[Records from a dataset]
_ _ _

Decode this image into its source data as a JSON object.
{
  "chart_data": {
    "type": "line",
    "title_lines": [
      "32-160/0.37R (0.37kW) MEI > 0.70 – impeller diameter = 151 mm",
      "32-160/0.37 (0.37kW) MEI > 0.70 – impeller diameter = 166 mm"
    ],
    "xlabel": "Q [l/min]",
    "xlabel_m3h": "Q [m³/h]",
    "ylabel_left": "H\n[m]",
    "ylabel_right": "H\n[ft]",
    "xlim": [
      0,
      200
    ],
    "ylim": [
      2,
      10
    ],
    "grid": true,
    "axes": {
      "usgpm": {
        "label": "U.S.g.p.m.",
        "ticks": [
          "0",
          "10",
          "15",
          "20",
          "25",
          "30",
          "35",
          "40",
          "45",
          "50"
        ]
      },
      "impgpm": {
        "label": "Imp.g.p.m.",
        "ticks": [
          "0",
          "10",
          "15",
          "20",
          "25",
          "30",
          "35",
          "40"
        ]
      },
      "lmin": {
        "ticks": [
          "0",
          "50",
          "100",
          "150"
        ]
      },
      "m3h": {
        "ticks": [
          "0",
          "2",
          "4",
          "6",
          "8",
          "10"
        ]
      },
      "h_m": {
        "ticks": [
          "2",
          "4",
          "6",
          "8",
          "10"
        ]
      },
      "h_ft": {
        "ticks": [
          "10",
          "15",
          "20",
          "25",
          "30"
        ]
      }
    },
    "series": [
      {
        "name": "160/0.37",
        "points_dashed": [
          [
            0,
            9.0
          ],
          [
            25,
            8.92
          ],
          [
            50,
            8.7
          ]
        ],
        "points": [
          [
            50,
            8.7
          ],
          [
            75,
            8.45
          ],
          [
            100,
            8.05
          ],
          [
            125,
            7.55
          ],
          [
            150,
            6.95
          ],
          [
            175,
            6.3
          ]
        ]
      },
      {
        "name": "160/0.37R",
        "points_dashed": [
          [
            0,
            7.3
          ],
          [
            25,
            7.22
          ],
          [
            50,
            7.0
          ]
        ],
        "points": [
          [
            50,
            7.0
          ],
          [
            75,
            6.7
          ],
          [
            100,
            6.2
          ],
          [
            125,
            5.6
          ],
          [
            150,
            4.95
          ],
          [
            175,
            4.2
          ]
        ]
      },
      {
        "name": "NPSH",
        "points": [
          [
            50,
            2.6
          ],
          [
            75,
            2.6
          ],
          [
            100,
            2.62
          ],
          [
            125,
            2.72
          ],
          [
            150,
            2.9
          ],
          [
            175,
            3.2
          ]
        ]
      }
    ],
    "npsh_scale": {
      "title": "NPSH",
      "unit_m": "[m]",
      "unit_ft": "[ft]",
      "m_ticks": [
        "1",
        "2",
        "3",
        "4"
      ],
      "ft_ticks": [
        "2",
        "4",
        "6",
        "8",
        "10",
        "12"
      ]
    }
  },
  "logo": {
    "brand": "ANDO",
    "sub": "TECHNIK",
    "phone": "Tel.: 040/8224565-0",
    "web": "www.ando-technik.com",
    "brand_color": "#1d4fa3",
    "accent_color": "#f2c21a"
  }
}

_ _ _

**Objective**
Repeat the records above in full, character for character.

**Exercise output**
Decode this image into its source data as a JSON object.
{
  "chart_data": {
    "type": "line",
    "title_lines": [
      "32-160/0.37R (0.37kW) MEI > 0.70 – impeller diameter = 151 mm",
      "32-160/0.37 (0.37kW) MEI > 0.70 – impeller diameter = 166 mm"
    ],
    "xlabel": "Q [l/min]",
    "xlabel_m3h": "Q [m³/h]",
    "ylabel_left": "H\n[m]",
    "ylabel_right": "H\n[ft]",
    "xlim": [
      0,
      200
    ],
    "ylim": [
      2,
      10
    ],
    "grid": true,
    "axes": {
      "usgpm": {
        "label": "U.S.g.p.m.",
        "ticks": [
          "0",
          "10",
          "15",
          "20",
          "25",
          "30",
          "35",
          "40",
          "45",
          "50"
        ]
      },
      "impgpm": {
        "label": "Imp.g.p.m.",
        "ticks": [
          "0",
          "10",
          "15",
          "20",
          "25",
          "30",
          "35",
          "40"
        ]
      },
      "lmin": {
        "ticks": [
          "0",
          "50",
          "100",
          "150"
        ]
      },
      "m3h": {
        "ticks": [
          "0",
          "2",
          "4",
          "6",
          "8",
          "10"
        ]
      },
      "h_m": {
        "ticks": [
          "2",
          "4",
          "6",
          "8",
          "10"
        ]
      },
      "h_ft": {
        "ticks": [
          "10",
          "15",
          "20",
          "25",
          "30"
        ]
      }
    },
    "series": [
      {
        "name": "160/0.37",
        "points_dashed": [
          [
            0,
            9.0
          ],
          [
            25,
            8.92
          ],
          [
            50,
            8.7
          ]
        ],
        "points": [
          [
            50,
            8.7
          ],
          [
            75,
            8.45
          ],
          [
            100,
            8.05
          ],
          [
            125,
            7.55
          ],
          [
            150,
            6.95
          ],
          [
            175,
            6.3
          ]
        ]
      },
      {
        "name": "160/0.37R",
        "points_dashed": [
          [
            0,
            7.3
          ],
          [
            25,
            7.22
          ],
          [
            50,
            7.0
          ]
        ],
        "points": [
          [
            50,
            7.0
          ],
          [
            75,
            6.7
          ],
          [
            100,
            6.2
          ],
          [
            125,
            5.6
          ],
          [
            150,
            4.95
          ],
          [
            175,
            4.2
          ]
        ]
      },
      {
        "name": "NPSH",
        "points": [
          [
            50,
            2.6
          ],
          [
            75,
            2.6
          ],
          [
            100,
            2.62
          ],
          [
            125,
            2.72
          ],
          [
            150,
            2.9
          ],
          [
            175,
            3.2
          ]
        ]
      }
    ],
    "npsh_scale": {
      "title": "NPSH",
      "unit_m": "[m]",
      "unit_ft": "[ft]",
      "m_ticks": [
        "1",
        "2",
        "3",
        "4"
      ],
      "ft_ticks": [
        "2",
        "4",
        "6",
        "8",
        "10",
        "12"
      ]
    }
  },
  "logo": {
    "brand": "ANDO",
    "sub": "TECHNIK",
    "phone": "Tel.: 040/8224565-0",
    "web": "www.ando-technik.com",
    "brand_color": "#1d4fa3",
    "accent_color": "#f2c21a"
  }
}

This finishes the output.